Can you print every record below exactly as written?
— BEGIN —
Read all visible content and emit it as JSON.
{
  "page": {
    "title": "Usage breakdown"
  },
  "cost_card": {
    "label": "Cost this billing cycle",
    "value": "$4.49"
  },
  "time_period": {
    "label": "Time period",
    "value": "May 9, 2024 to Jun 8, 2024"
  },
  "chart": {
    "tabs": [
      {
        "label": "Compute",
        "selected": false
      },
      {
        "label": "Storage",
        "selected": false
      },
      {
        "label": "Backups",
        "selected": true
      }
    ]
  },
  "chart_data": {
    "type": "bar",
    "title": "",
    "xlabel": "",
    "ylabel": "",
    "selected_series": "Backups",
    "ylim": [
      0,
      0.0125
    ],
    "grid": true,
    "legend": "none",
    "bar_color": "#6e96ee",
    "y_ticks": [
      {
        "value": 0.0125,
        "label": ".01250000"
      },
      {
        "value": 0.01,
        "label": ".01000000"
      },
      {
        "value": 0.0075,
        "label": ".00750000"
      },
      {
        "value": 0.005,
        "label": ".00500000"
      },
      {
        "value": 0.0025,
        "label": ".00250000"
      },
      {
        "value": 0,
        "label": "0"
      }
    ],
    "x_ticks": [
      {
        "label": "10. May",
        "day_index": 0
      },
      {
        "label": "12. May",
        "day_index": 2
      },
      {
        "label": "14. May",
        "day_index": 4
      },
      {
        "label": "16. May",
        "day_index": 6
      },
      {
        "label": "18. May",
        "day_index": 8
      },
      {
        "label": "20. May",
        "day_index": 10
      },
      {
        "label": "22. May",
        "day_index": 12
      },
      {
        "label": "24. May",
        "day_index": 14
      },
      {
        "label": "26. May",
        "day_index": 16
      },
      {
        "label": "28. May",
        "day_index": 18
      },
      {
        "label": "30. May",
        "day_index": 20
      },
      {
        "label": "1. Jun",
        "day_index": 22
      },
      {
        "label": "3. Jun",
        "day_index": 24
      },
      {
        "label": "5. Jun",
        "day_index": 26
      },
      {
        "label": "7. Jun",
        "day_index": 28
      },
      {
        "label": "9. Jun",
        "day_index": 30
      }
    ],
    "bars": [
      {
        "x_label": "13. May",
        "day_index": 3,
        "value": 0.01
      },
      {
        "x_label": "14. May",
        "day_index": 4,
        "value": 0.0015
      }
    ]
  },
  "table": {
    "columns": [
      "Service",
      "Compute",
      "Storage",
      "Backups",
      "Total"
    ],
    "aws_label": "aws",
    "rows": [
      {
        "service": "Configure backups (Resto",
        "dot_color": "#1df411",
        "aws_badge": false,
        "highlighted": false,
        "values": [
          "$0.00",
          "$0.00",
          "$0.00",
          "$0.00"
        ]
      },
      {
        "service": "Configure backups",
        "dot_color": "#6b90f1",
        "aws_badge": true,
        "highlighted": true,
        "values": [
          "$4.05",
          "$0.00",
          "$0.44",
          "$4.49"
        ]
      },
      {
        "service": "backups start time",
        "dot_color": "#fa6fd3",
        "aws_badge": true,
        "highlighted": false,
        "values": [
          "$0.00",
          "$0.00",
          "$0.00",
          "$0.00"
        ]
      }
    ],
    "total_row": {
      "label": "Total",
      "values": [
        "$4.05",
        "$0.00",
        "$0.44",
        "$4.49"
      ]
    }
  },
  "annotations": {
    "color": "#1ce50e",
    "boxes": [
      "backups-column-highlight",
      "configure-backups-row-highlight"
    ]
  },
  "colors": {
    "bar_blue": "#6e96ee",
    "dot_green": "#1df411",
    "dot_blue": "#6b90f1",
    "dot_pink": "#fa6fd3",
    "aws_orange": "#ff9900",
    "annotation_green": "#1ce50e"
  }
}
— END —
- Exercise response:
Read all visible content and emit it as JSON.
{
  "page": {
    "title": "Usage breakdown"
  },
  "cost_card": {
    "label": "Cost this billing cycle",
    "value": "$4.49"
  },
  "time_period": {
    "label": "Time period",
    "value": "May 9, 2024 to Jun 8, 2024"
  },
  "chart": {
    "tabs": [
      {
        "label": "Compute",
        "selected": false
      },
      {
        "label": "Storage",
        "selected": false
      },
      {
        "label": "Backups",
        "selected": true
      }
    ]
  },
  "chart_data": {
    "type": "bar",
    "title": "",
    "xlabel": "",
    "ylabel": "",
    "selected_series": "Backups",
    "ylim": [
      0,
      0.0125
    ],
    "grid": true,
    "legend": "none",
    "bar_color": "#6e96ee",
    "y_ticks": [
      {
        "value": 0.0125,
        "label": ".01250000"
      },
      {
        "value": 0.01,
        "label": ".01000000"
      },
      {
        "value": 0.0075,
        "label": ".00750000"
      },
      {
        "value": 0.005,
        "label": ".00500000"
      },
      {
        "value": 0.0025,
        "label": ".00250000"
      },
      {
        "value": 0,
        "label": "0"
      }
    ],
    "x_ticks": [
      {
        "label": "10. May",
        "day_index": 0
      },
      {
        "label": "12. May",
        "day_index": 2
      },
      {
        "label": "14. May",
        "day_index": 4
      },
      {
        "label": "16. May",
        "day_index": 6
      },
      {
        "label": "18. May",
        "day_index": 8
      },
      {
        "label": "20. May",
        "day_index": 10
      },
      {
        "label": "22. May",
        "day_index": 12
      },
      {
        "label": "24. May",
        "day_index": 14
      },
      {
        "label": "26. May",
        "day_index": 16
      },
      {
        "label": "28. May",
        "day_index": 18
      },
      {
        "label": "30. May",
        "day_index": 20
      },
      {
        "label": "1. Jun",
        "day_index": 22
      },
      {
        "label": "3. Jun",
        "day_index": 24
      },
      {
        "label": "5. Jun",
        "day_index": 26
      },
      {
        "label": "7. Jun",
        "day_index": 28
      },
      {
        "label": "9. Jun",
        "day_index": 30
      }
    ],
    "bars": [
      {
        "x_label": "13. May",
        "day_index": 3,
        "value": 0.01
      },
      {
        "x_label": "14. May",
        "day_index": 4,
        "value": 0.0015
      }
    ]
  },
  "table": {
    "columns": [
      "Service",
      "Compute",
      "Storage",
      "Backups",
      "Total"
    ],
    "aws_label": "aws",
    "rows": [
      {
        "service": "Configure backups (Resto",
        "dot_color": "#1df411",
        "aws_badge": false,
        "highlighted": false,
        "values": [
          "$0.00",
          "$0.00",
          "$0.00",
          "$0.00"
        ]
      },
      {
        "service": "Configure backups",
        "dot_color": "#6b90f1",
        "aws_badge": true,
        "highlighted": true,
        "values": [
          "$4.05",
          "$0.00",
          "$0.44",
          "$4.49"
        ]
      },
      {
        "service": "backups start time",
        "dot_color": "#fa6fd3",
        "aws_badge": true,
        "highlighted": false,
        "values": [
          "$0.00",
          "$0.00",
          "$0.00",
          "$0.00"
        ]
      }
    ],
    "total_row": {
      "label": "Total",
      "values": [
        "$4.05",
        "$0.00",
        "$0.44",
        "$4.49"
      ]
    }
  },
  "annotations": {
    "color": "#1ce50e",
    "boxes": [
      "backups-column-highlight",
      "configure-backups-row-highlight"
    ]
  },
  "colors": {
    "bar_blue": "#6e96ee",
    "dot_green": "#1df411",
    "dot_blue": "#6b90f1",
    "dot_pink": "#fa6fd3",
    "aws_orange": "#ff9900",
    "annotation_green": "#1ce50e"
  }
}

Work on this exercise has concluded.